--- WRITTEN EXERCISE ---
Each line that includes the word "label" counts once; give the total and nothing more.

:: INFORMATION PROVIDED ::

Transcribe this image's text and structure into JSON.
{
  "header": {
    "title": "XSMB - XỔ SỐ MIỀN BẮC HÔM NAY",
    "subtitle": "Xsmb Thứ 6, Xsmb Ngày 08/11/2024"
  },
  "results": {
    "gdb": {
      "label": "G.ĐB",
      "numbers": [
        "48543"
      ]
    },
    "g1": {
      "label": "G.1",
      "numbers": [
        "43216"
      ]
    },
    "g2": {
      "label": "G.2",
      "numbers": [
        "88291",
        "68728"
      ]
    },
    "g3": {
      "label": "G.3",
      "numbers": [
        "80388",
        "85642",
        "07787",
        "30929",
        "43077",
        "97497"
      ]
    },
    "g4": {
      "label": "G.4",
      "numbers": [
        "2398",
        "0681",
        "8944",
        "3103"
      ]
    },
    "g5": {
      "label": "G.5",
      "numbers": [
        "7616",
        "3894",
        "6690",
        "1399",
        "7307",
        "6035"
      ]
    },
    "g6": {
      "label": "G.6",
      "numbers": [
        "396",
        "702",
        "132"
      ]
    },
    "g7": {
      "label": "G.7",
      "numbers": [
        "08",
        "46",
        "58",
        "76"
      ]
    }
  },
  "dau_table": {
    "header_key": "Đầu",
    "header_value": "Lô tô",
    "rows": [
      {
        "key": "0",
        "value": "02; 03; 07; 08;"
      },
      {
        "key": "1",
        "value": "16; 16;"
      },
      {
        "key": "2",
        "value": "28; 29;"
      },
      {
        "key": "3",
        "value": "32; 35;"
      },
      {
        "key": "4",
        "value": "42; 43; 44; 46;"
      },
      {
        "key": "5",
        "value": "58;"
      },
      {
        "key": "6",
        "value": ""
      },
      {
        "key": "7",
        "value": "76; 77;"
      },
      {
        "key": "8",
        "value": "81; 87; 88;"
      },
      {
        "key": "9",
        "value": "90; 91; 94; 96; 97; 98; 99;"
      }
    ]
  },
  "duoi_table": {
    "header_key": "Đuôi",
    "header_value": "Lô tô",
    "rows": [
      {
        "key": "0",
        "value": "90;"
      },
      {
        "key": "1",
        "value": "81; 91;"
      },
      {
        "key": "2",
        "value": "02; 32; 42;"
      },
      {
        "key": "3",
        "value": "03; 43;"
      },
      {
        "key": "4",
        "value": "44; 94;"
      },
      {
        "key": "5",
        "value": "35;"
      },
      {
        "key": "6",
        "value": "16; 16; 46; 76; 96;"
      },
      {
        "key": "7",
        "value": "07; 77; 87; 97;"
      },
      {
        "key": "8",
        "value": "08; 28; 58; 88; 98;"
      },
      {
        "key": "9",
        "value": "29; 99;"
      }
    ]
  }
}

:::

--- RESULT FOR THIS TASK ---
8